#### RECORD LIST:
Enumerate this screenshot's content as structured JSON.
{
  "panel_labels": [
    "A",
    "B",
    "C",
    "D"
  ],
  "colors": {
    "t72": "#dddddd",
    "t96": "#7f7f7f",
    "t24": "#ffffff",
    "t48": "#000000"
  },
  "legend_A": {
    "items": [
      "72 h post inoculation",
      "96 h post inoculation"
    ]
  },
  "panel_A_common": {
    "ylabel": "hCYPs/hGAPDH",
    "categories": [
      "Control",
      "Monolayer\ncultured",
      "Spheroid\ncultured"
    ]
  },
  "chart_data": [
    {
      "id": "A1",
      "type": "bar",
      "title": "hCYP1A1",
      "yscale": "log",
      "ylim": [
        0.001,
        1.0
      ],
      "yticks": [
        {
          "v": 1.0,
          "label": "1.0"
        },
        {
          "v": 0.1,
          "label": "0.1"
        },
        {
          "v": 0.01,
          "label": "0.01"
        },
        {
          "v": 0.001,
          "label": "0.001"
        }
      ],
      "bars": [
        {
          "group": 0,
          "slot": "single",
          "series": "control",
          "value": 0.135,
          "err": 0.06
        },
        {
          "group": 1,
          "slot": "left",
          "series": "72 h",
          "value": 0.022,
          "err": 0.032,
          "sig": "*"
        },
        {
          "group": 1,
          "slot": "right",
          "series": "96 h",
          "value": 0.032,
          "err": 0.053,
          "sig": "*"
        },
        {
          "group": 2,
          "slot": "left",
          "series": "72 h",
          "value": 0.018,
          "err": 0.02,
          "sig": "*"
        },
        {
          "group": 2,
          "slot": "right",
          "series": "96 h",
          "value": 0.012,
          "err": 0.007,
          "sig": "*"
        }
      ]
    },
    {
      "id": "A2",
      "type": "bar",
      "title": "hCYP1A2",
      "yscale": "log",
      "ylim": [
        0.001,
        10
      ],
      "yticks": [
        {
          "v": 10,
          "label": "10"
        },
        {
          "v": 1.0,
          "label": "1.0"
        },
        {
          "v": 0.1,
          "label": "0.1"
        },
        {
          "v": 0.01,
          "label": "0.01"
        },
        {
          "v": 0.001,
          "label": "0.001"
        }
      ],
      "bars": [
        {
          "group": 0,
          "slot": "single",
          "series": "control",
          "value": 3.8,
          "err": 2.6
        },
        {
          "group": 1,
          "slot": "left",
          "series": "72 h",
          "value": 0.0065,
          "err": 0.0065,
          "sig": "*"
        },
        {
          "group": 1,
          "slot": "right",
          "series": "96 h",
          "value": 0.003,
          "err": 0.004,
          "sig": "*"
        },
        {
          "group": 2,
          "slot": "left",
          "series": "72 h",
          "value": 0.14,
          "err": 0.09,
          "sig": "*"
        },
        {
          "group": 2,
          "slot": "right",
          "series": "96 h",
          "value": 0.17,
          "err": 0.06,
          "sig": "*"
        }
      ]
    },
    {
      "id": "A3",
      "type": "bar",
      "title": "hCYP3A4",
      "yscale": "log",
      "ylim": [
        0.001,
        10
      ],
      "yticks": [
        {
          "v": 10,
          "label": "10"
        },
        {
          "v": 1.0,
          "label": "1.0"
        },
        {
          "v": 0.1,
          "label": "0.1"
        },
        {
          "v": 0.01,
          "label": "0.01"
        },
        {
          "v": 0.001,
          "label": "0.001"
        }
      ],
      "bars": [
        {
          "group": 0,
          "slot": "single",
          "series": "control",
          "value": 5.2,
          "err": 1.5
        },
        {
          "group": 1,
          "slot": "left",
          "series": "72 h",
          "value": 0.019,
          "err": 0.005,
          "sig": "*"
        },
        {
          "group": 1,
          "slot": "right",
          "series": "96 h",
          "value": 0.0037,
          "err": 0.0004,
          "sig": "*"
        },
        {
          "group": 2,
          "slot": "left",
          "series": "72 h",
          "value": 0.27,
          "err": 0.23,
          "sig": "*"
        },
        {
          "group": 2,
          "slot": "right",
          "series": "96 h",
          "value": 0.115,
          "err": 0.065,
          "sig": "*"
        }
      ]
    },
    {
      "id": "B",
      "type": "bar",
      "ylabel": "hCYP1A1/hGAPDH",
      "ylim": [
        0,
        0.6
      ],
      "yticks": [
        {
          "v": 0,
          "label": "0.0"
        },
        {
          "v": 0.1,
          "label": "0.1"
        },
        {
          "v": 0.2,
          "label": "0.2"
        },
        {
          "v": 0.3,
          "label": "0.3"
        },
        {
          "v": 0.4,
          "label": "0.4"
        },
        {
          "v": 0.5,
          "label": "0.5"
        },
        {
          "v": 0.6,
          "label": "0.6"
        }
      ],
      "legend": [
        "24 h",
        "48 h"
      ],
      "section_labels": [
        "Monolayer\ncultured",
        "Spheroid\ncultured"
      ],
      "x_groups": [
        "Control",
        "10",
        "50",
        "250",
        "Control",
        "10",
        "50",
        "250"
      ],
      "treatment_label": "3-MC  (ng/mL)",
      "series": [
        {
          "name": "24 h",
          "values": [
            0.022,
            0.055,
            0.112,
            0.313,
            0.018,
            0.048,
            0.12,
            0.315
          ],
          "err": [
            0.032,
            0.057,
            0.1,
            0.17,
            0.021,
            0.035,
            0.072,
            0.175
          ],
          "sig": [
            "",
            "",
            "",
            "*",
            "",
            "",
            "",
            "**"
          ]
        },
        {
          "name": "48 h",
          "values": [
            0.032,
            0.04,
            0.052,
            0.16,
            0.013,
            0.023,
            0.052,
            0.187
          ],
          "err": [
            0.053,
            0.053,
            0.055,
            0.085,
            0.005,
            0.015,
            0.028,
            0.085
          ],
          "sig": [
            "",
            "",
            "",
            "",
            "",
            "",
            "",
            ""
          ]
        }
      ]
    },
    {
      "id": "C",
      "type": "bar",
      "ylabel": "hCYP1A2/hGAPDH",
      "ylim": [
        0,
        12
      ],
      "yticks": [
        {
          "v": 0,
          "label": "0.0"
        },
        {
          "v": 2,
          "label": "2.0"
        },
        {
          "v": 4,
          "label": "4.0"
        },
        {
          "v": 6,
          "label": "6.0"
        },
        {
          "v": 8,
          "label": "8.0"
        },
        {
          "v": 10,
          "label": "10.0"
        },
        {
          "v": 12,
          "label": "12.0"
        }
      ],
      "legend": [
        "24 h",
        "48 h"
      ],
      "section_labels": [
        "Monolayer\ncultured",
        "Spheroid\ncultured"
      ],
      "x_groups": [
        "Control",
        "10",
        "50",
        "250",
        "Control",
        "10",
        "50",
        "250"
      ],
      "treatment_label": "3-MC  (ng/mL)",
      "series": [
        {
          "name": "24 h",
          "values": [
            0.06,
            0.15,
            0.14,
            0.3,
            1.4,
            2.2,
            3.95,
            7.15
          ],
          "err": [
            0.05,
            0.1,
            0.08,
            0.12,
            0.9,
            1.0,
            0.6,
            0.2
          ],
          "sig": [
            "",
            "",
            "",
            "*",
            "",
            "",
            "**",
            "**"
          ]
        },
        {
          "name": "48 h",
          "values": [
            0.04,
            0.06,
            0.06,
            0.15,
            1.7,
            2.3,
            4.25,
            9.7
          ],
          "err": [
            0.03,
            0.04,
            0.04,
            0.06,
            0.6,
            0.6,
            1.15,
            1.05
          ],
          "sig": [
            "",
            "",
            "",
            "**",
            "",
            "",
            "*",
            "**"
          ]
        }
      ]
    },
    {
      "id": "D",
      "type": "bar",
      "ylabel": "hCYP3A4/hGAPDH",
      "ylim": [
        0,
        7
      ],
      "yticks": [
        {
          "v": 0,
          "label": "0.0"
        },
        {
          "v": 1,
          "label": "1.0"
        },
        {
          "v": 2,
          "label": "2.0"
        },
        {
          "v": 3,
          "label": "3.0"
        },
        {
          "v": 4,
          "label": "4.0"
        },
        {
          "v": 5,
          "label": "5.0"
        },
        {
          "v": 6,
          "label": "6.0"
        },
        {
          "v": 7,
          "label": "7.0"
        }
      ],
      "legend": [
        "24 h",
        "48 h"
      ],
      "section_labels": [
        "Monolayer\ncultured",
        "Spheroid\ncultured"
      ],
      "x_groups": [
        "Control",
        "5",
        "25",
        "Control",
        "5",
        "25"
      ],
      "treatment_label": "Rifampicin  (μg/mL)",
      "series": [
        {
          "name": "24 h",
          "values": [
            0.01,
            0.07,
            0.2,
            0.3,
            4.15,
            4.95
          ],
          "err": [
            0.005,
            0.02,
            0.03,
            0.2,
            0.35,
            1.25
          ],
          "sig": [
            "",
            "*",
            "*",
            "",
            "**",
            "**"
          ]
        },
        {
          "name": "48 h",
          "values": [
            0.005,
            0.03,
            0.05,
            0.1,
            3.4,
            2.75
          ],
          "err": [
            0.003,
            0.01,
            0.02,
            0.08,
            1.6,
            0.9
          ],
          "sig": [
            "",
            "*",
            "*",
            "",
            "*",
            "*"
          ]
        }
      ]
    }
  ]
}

#### WORK TO DO:
Find each line holding "ylabel". Copy it out.

#### THE RESULT:
    "ylabel": "hCYPs/hGAPDH",
      "ylabel": "hCYP1A1/hGAPDH",
      "ylabel": "hCYP1A2/hGAPDH",
      "ylabel": "hCYP3A4/hGAPDH",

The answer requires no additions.